--- begin GIVEN DATA ---

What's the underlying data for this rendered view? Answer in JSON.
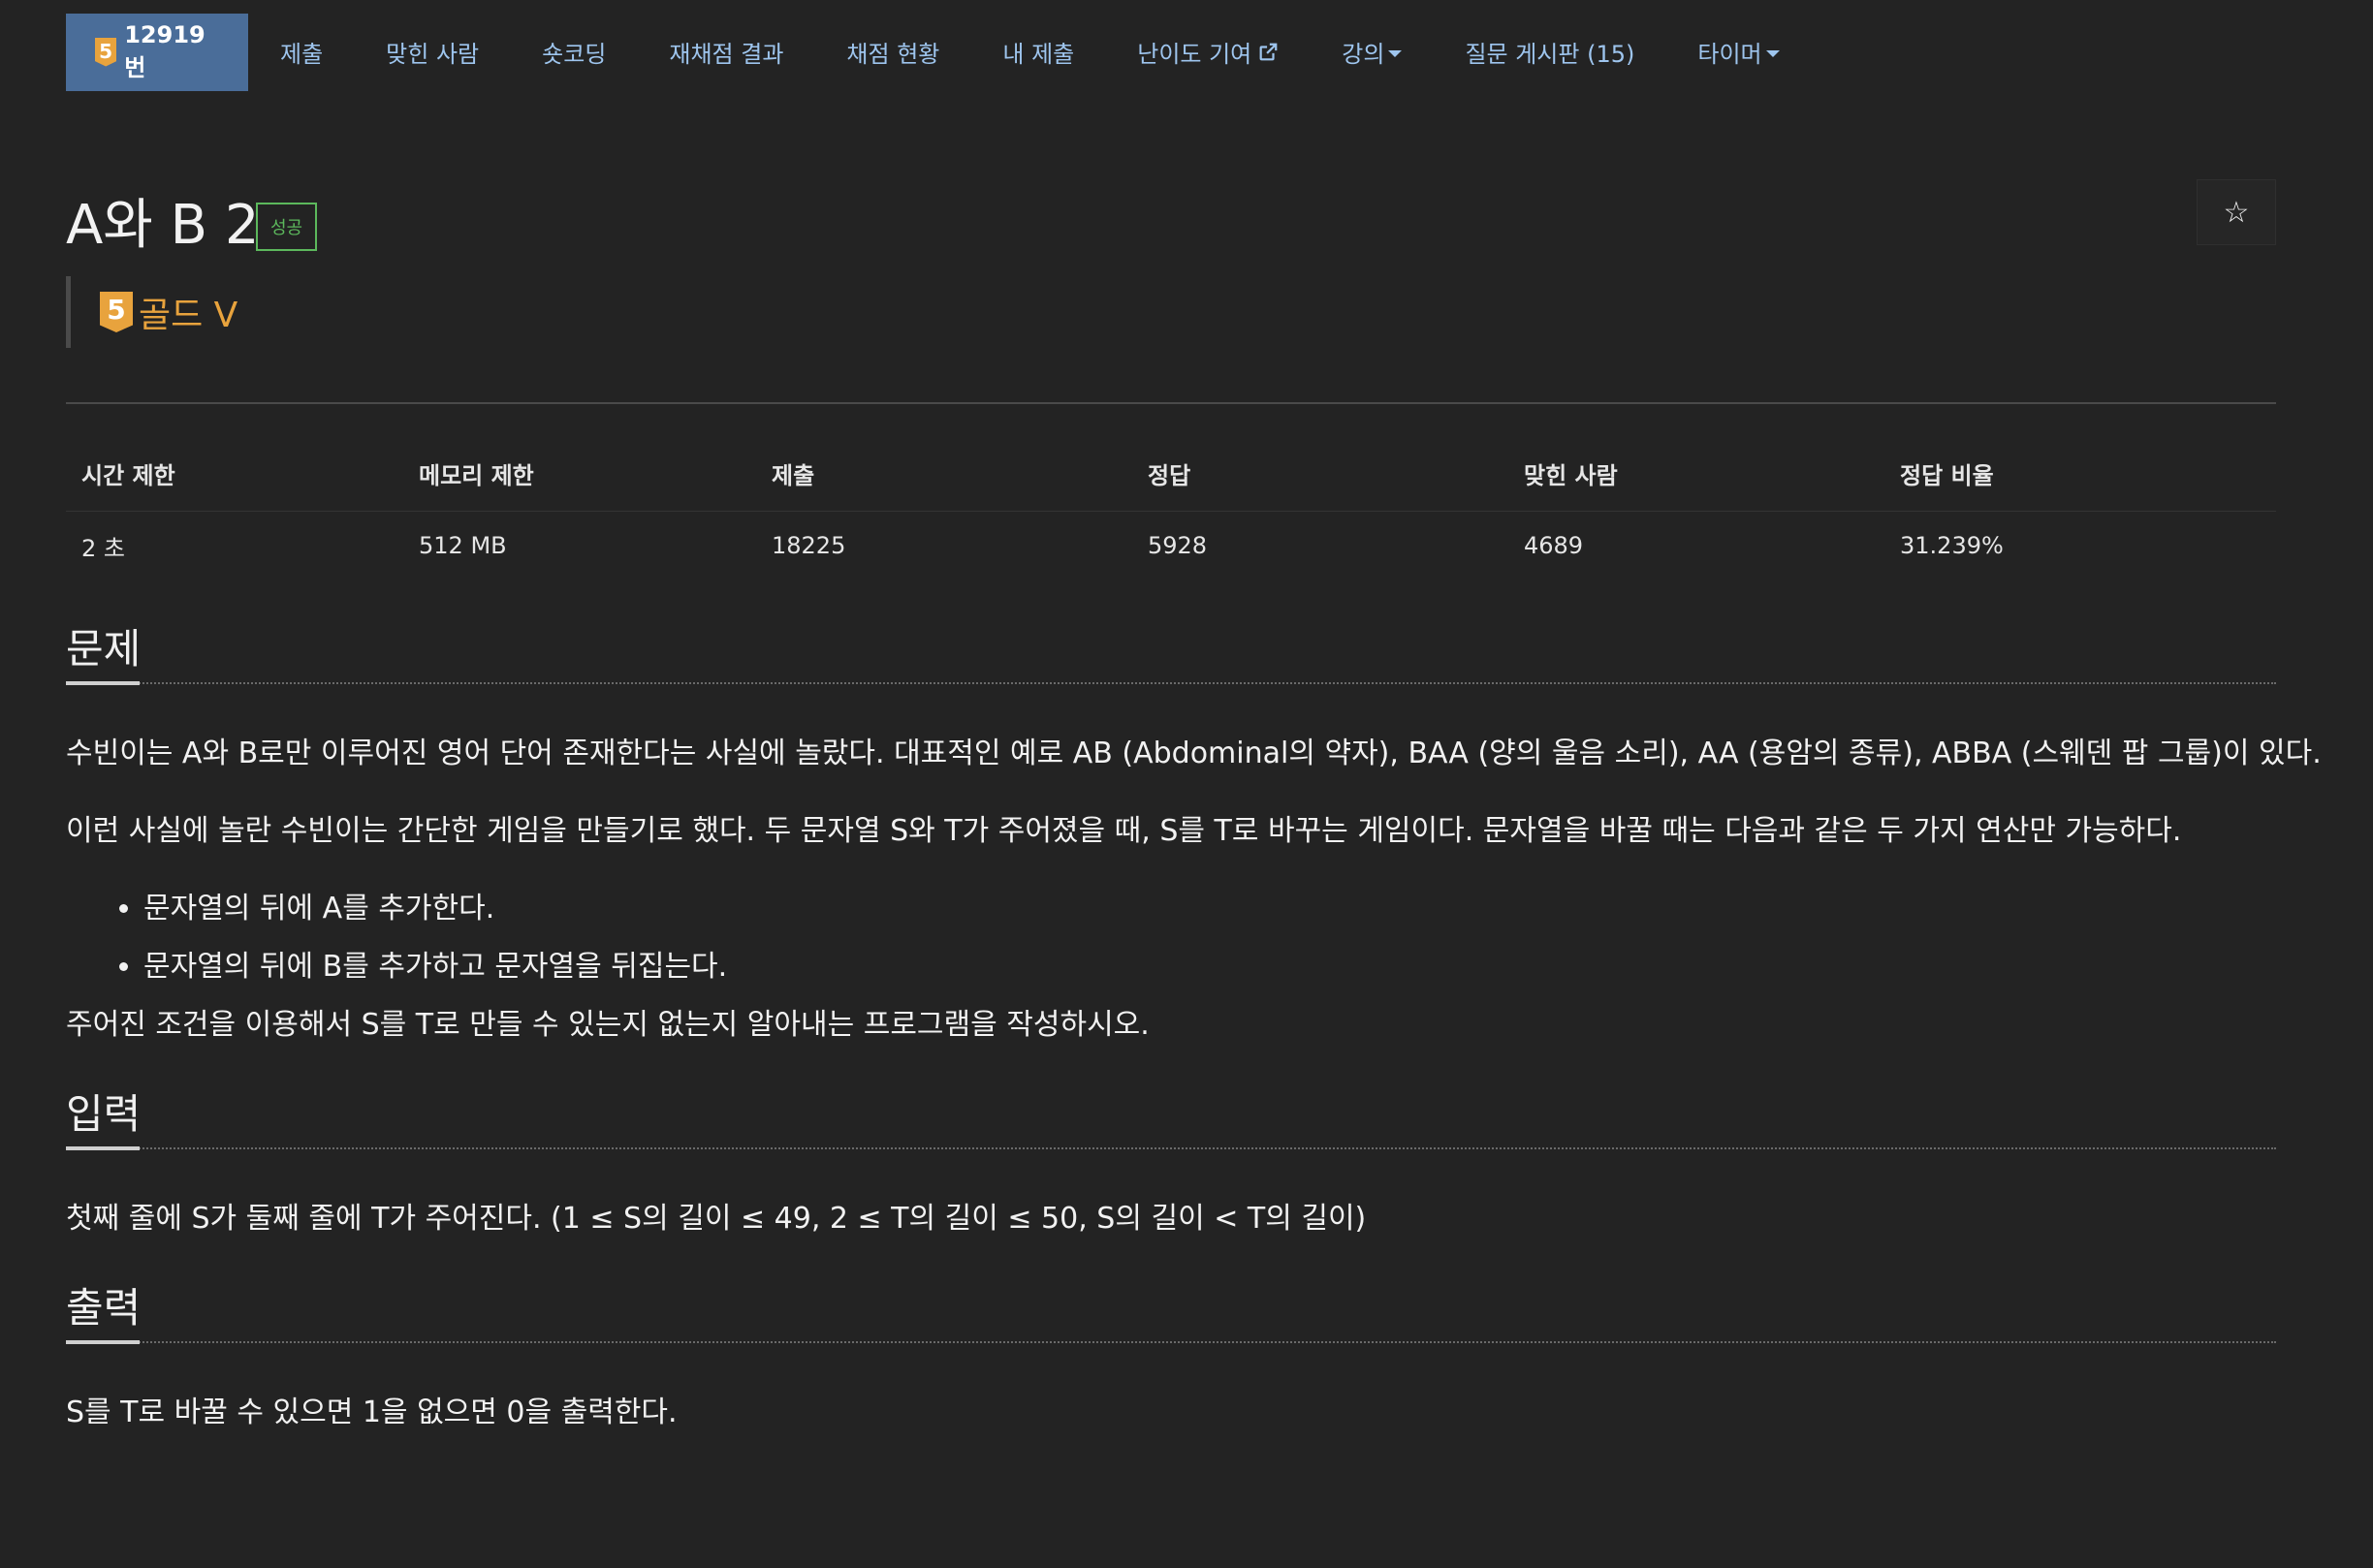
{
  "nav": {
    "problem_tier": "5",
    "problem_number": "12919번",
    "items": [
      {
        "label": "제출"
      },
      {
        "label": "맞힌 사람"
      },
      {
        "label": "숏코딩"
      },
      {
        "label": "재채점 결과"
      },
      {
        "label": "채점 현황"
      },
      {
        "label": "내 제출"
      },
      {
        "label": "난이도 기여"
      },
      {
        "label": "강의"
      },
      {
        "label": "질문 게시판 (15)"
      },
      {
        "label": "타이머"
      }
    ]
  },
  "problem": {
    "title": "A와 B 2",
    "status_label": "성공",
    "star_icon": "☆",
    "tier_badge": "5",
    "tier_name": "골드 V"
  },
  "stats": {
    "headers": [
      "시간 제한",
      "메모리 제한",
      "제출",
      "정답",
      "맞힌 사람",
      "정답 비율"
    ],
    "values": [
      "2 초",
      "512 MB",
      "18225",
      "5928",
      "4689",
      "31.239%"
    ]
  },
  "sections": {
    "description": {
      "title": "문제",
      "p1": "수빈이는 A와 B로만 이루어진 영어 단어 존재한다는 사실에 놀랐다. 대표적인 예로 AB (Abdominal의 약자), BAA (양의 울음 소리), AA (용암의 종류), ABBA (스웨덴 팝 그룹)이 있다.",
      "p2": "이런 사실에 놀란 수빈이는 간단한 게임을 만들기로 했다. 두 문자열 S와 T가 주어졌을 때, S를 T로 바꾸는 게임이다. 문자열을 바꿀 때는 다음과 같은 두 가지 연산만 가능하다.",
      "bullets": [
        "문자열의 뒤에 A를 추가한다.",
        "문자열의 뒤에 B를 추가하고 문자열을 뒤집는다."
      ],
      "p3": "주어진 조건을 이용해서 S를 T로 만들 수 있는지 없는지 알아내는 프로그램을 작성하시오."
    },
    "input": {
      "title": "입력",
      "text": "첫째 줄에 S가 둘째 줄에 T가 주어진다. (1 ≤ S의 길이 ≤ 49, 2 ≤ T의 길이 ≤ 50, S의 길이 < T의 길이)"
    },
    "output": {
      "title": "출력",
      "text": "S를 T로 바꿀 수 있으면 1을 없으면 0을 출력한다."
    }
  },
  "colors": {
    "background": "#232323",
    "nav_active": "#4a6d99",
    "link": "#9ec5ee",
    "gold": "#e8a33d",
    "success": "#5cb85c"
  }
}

--- end GIVEN DATA ---

SHORT EXERCISE — Output the data exactly. Pictures don't belong in the result.

RESULT OF THE TASK —
What's the underlying data for this rendered view? Answer in JSON.
{
  "nav": {
    "problem_tier": "5",
    "problem_number": "12919번",
    "items": [
      {
        "label": "제출"
      },
      {
        "label": "맞힌 사람"
      },
      {
        "label": "숏코딩"
      },
      {
        "label": "재채점 결과"
      },
      {
        "label": "채점 현황"
      },
      {
        "label": "내 제출"
      },
      {
        "label": "난이도 기여"
      },
      {
        "label": "강의"
      },
      {
        "label": "질문 게시판 (15)"
      },
      {
        "label": "타이머"
      }
    ]
  },
  "problem": {
    "title": "A와 B 2",
    "status_label": "성공",
    "star_icon": "☆",
    "tier_badge": "5",
    "tier_name": "골드 V"
  },
  "stats": {
    "headers": [
      "시간 제한",
      "메모리 제한",
      "제출",
      "정답",
      "맞힌 사람",
      "정답 비율"
    ],
    "values": [
      "2 초",
      "512 MB",
      "18225",
      "5928",
      "4689",
      "31.239%"
    ]
  },
  "sections": {
    "description": {
      "title": "문제",
      "p1": "수빈이는 A와 B로만 이루어진 영어 단어 존재한다는 사실에 놀랐다. 대표적인 예로 AB (Abdominal의 약자), BAA (양의 울음 소리), AA (용암의 종류), ABBA (스웨덴 팝 그룹)이 있다.",
      "p2": "이런 사실에 놀란 수빈이는 간단한 게임을 만들기로 했다. 두 문자열 S와 T가 주어졌을 때, S를 T로 바꾸는 게임이다. 문자열을 바꿀 때는 다음과 같은 두 가지 연산만 가능하다.",
      "bullets": [
        "문자열의 뒤에 A를 추가한다.",
        "문자열의 뒤에 B를 추가하고 문자열을 뒤집는다."
      ],
      "p3": "주어진 조건을 이용해서 S를 T로 만들 수 있는지 없는지 알아내는 프로그램을 작성하시오."
    },
    "input": {
      "title": "입력",
      "text": "첫째 줄에 S가 둘째 줄에 T가 주어진다. (1 ≤ S의 길이 ≤ 49, 2 ≤ T의 길이 ≤ 50, S의 길이 < T의 길이)"
    },
    "output": {
      "title": "출력",
      "text": "S를 T로 바꿀 수 있으면 1을 없으면 0을 출력한다."
    }
  },
  "colors": {
    "background": "#232323",
    "nav_active": "#4a6d99",
    "link": "#9ec5ee",
    "gold": "#e8a33d",
    "success": "#5cb85c"
  }
}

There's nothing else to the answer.